課題一覧:
a) 以下のコロンビア情勢に関する記事において、ウリベ大統領が国家開発計画で予算配分の基準とした目的をすべて挙げてください。
b) コロンビア情勢に関する記事のうち、「治安が回復し、経済指標が良好であることから」で始まる段落を、主要な数値を残したまま箇条書きに改めてください。
c) コロンビア情勢に関する記事について、次の問いに一行ずつ答えてください。
(i) 日本コロンビア経済委員会の2006年度総会はいつ、どこで開かれましたか。
(ii) 05年のコロンビアのGDP成長率は何%でしたか。
(iii) 05年のコロンビアの輸出額はいくらでしたか。

本文抜粋:
日本経団連タイムス No.2827 (2006年8月31日)

日本コロンビア経済委員会06年度総会を開催

−最近のコロンビア情勢と日本の関係/シエラ駐日大使から説明を聴取


日本経団連の日本コロンビア経済委員会(小島順彦委員長)は7月31日、東京・大手町の経団連会館で2006年度総会を開いた。総会では、05年度事業報告・収支決算、06年度事業計画・収支予算が承認されたほか、シエラ駐日コロンビア大使から最近のコロンビア情勢と日本との関係について説明を聴いた。概要は以下のとおり。

ウリベ大統領は国家開発計画を立案し、共同体国家をめざして4つの目的に即して重点的に予算を配分している。第1に民主主義の安定、第2に経済復興、第3に社会復興、第4に行政改革である。民主主義の安定のためになすべきことはまだまだあるが、ウリベ政権が実現した成果は多い。例えばテロ行為の影響を受けた都市の数や凶悪事件の発生件数も02年を境に大幅に減少している。

治安の回復とともに経済は安定した成長を続けている。05年のGDP成長率は5.2%、06年の第1四半期は5.23%を記録した。GDP成長率は他のラテンアメリカ諸国の平均を上回り、05年はメキシコやアルゼンチンを凌駕した。公的部門の財政収支は、03年がGDP比2.7%の赤字であったが、05年には均衡した。これは税収の増加と地方交付金の見直し、年金制度改革などによる。インフレ率は99年以降1ケタ台にとどまっており、05年は4.9%、06年は現時点で05年よりも低い水準で推移している。こうした良好な経済指標によって、コロンビアに対する国際社会の信頼感も高まっており、ウリベ政権になってから民間投資、公共投資ともに増加している。
国に対する信頼感が高まることによって、官民による投資が増加するという好循環が起きている。好調な経済は海外からの直接投資にも良い刺激となっており、05年には100億ドルと記録的な数字を達成した。これは97年以降で最大である。国別では米国、スペイン、英国、パナマなどが多く、日本は「その他」の項目に含まれているが、今後は大幅に伸びることを期待している。なお、海外直接投資のGDPに対する比率をみると、コロンビアは22.3%とラテンアメリカ諸国では第3位である。また、輸出も好調で、05年には211億9000万ドルを記録し、02年比で76.9%伸びている。伝統的な石油、コーヒー、ニッケルなどに加えて、衣料、農産加工品、切り花などが増えている。

治安が回復し、経済指標が良好であることから、02年から05年の間で190万人の新規雇用が創出された。失業率は02年の15.7%から05年は11.8%、06年5月は11.5%へと改善している。貧困層の占める割合は、02年の57%から05年の49.2%へと低下し、230万人が貧困状態から脱した。また、極貧層も同様に減少しており、02年の20.7%が05年には14.7%になった。国としての競争力は、スイスの国際経営開発研究所(IMD)の「国際競争力年報2006年版」によれば、前年の47位から40位となり、ラテンアメリカ諸国では24位のチリに次ぐ。
民主主義を確立し、治安を回復することによって、コロンビアに対する国際社会の信頼感は増している。米国とのFTAが発効すると、コロンビア製品の99.8%が関税なしで米国市場にアクセスできるようになり、対コロンビア投資もさらに増加するだろう。

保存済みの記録
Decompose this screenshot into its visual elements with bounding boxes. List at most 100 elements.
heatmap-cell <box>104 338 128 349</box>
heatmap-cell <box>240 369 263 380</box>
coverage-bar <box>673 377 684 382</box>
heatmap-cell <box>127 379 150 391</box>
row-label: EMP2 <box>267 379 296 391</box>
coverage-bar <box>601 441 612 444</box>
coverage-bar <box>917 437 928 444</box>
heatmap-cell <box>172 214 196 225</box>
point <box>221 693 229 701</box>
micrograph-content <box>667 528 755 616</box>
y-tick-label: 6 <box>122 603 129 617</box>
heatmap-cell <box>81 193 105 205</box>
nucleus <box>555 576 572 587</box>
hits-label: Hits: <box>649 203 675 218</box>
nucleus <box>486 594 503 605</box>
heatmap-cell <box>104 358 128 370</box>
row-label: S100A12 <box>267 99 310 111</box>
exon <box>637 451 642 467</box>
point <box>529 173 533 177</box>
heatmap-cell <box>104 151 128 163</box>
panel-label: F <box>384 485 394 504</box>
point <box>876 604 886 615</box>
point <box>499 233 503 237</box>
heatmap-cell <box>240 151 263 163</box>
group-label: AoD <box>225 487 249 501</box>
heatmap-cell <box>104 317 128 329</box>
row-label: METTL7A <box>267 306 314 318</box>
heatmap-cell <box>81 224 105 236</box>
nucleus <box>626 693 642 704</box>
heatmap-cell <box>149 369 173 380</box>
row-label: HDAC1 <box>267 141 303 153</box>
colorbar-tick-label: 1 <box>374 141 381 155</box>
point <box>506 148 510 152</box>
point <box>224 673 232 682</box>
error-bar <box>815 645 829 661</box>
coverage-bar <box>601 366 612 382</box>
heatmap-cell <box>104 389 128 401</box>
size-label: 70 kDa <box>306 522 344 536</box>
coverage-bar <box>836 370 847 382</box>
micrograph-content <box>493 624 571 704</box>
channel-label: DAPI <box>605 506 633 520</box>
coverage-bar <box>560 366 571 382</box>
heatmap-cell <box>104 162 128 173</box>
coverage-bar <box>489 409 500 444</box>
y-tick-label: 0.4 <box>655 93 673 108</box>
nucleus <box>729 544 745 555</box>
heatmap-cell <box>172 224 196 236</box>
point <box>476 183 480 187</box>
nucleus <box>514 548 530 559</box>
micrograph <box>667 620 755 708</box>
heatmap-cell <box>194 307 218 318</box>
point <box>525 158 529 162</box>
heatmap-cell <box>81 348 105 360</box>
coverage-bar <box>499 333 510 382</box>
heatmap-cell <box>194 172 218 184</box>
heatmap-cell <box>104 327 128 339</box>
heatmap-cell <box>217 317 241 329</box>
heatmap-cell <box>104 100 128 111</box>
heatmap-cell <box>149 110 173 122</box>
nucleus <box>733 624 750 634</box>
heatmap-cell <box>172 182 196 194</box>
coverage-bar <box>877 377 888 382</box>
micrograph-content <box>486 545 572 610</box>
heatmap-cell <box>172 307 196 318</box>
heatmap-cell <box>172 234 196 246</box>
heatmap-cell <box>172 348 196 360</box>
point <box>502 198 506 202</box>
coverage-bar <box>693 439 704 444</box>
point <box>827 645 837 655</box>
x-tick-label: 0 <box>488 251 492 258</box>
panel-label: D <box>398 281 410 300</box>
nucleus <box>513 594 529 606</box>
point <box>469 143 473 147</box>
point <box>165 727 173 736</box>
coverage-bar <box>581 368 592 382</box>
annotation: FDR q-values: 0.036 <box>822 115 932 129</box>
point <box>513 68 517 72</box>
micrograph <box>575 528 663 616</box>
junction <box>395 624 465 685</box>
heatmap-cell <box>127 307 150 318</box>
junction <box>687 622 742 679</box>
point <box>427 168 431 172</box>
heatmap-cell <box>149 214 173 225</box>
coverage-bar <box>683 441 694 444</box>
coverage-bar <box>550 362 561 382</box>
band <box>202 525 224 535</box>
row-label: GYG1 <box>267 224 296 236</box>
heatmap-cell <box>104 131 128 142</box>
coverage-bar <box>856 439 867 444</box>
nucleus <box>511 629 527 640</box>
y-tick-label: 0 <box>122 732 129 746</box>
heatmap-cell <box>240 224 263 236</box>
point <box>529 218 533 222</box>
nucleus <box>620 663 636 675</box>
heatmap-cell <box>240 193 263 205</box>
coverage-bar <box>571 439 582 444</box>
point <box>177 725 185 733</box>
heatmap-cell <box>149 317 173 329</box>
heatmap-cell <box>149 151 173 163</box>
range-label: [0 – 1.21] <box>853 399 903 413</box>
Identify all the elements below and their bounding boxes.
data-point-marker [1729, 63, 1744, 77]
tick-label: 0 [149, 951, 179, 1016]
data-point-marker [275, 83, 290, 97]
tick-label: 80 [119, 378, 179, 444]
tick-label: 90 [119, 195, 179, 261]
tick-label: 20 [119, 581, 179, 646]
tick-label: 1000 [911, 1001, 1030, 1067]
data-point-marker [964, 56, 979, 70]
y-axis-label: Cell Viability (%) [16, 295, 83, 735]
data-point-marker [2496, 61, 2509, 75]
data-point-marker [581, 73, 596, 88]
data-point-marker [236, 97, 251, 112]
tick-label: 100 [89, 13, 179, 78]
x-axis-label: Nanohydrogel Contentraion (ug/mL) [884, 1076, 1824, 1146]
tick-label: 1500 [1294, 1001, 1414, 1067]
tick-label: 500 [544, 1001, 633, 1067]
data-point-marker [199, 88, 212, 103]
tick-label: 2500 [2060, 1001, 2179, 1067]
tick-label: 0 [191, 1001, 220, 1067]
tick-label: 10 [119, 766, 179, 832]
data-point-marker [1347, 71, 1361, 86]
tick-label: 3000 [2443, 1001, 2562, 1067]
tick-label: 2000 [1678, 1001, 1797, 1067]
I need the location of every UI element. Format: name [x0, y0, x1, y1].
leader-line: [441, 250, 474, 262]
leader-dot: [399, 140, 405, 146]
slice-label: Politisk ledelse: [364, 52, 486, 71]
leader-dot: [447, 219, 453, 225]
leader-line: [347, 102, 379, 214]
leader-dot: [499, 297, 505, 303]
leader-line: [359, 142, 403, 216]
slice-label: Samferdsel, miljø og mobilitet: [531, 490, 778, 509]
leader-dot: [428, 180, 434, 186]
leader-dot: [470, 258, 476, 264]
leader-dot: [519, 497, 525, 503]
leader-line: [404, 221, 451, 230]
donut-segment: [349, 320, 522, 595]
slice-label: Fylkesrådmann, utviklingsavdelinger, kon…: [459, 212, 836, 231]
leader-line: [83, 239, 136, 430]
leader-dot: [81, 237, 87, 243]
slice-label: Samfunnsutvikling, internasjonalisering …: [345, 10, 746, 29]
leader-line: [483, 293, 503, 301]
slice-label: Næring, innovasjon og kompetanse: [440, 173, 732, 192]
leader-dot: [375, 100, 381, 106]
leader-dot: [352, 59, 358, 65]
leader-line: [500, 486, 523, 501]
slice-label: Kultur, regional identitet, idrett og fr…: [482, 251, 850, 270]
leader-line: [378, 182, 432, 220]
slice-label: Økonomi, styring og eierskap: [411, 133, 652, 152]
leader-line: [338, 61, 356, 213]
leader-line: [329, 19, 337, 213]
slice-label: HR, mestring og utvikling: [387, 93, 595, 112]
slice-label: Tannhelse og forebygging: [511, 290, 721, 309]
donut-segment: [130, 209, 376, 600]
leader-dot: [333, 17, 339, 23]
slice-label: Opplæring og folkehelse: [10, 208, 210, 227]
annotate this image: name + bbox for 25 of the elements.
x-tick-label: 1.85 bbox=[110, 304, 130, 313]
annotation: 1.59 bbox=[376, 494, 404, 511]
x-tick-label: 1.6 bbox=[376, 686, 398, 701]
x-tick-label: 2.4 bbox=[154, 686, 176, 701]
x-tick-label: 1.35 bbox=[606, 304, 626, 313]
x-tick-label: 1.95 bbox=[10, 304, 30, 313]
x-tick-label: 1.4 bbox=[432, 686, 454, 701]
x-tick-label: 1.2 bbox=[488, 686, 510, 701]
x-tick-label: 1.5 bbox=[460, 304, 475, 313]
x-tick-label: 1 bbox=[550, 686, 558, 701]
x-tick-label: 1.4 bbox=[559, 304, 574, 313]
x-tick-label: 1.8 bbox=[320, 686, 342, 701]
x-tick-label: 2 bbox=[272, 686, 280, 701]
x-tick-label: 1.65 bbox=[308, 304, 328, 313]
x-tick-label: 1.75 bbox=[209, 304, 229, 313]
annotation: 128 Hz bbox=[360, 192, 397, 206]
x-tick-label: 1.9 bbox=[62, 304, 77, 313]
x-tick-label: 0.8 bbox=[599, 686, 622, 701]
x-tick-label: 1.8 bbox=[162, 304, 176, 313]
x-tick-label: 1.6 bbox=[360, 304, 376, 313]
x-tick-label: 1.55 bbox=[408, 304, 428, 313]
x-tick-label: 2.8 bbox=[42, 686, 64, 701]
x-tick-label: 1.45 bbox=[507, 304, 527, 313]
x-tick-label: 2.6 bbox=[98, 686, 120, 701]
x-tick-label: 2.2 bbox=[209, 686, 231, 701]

解答済み課題:
a)
1. 民主主義の安定
2. 経済復興
3. 社会復興
4. 行政改革

b)
- 新規雇用：02年から05年の間に190万人が創出された。
- 失業率：02年の15.7%から05年は11.8%、06年5月は11.5%へ改善した。
- 貧困層の割合：02年の57%から05年の49.2%へ低下し、230万人が貧困状態から脱した。
- 極貧層の割合：02年の20.7%から05年には14.7%へ減少した。
- 国際競争力：IMD「国際競争力年報2006年版」で前年の47位から40位に上昇し、ラテンアメリカ諸国では24位のチリに次ぐ。

c)
(i) 7月31日、東京・大手町の経団連会館
(ii) 5.2%
(iii) 211億9000万ドル